## Records provided
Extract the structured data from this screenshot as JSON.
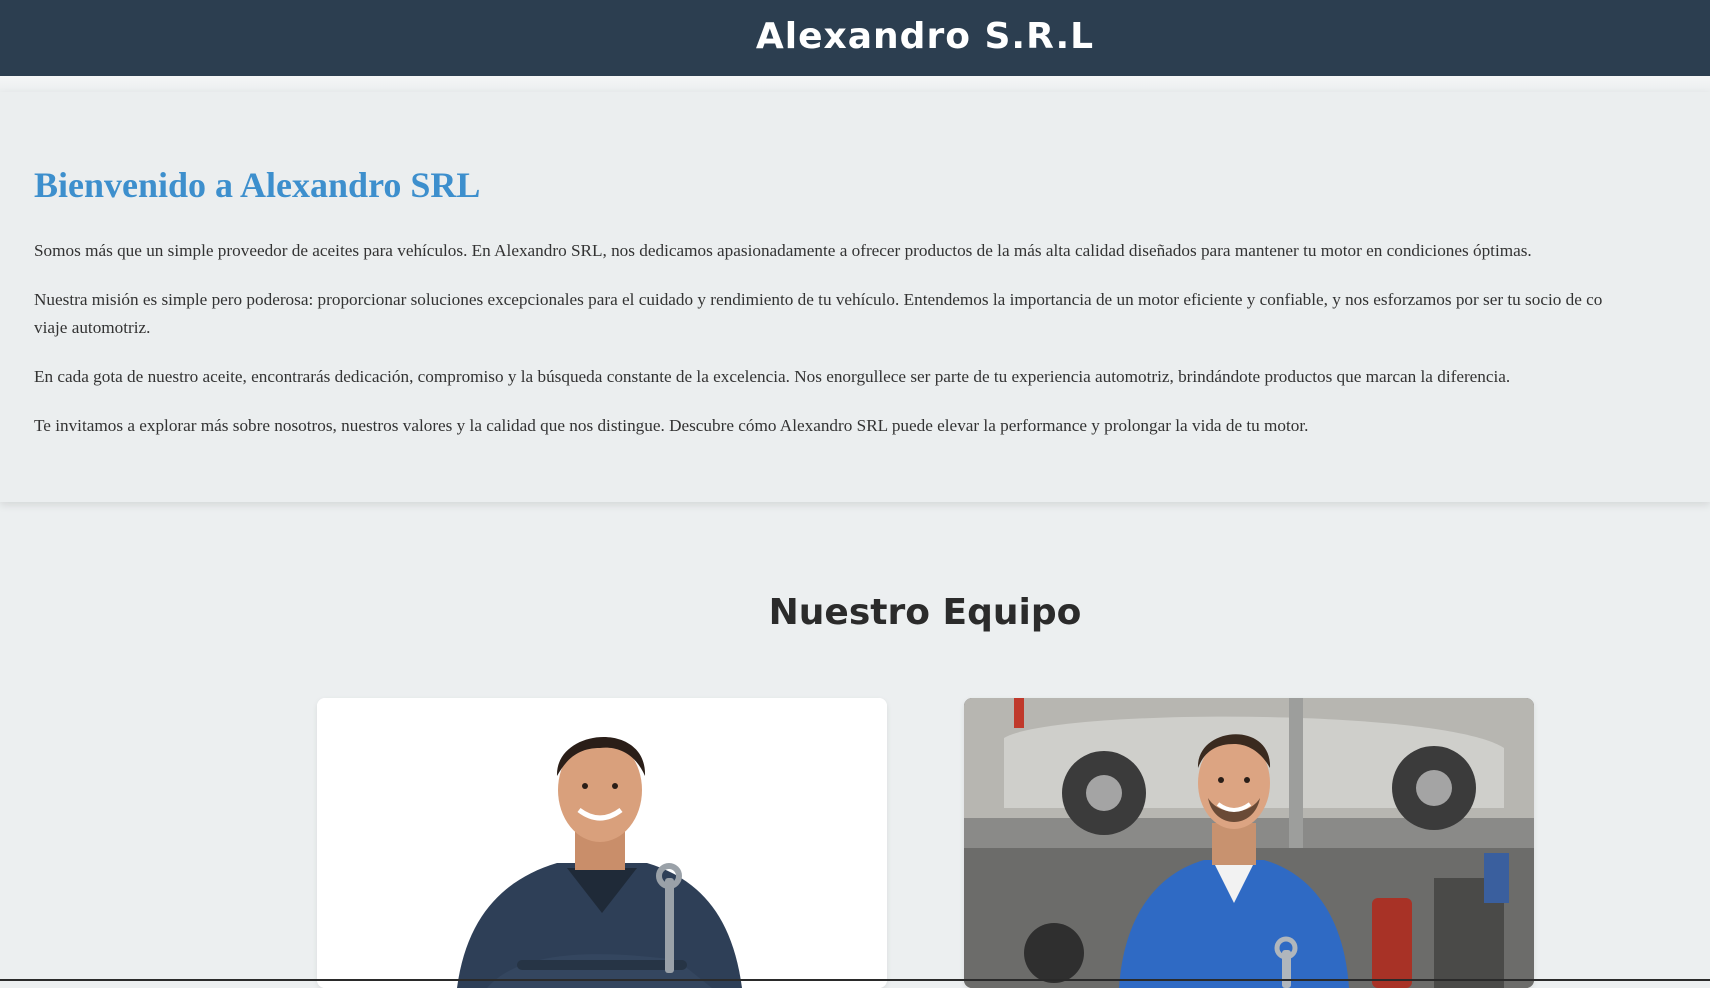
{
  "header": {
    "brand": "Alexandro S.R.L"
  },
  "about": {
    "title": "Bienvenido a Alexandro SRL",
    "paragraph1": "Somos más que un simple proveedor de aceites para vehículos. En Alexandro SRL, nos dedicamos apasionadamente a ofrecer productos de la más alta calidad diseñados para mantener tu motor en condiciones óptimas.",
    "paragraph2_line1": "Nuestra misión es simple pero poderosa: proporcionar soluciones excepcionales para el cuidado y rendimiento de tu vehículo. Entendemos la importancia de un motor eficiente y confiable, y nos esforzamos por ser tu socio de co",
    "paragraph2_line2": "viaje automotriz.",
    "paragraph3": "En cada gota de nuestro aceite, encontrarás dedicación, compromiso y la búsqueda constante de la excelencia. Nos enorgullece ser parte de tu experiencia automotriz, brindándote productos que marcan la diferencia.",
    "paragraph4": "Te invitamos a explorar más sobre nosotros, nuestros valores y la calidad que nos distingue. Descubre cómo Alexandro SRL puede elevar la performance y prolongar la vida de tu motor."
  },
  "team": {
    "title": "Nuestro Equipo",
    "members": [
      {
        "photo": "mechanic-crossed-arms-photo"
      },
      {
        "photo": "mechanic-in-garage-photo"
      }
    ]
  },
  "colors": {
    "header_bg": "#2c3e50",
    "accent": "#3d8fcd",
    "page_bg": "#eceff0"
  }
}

## Short task
From the data, pick out every line that includes "Alexandro".

## Worked solution
    "brand": "Alexandro S.R.L"
    "title": "Bienvenido a Alexandro SRL",
    "paragraph1": "Somos más que un simple proveedor de aceites para vehículos. En Alexandro SRL, nos dedicamos apasionadamente a ofrecer productos de la más alta calidad diseñados para mantener tu motor en condiciones óptimas.",
    "paragraph4": "Te invitamos a explorar más sobre nosotros, nuestros valores y la calidad que nos distingue. Descubre cómo Alexandro SRL puede elevar la performance y prolongar la vida de tu motor."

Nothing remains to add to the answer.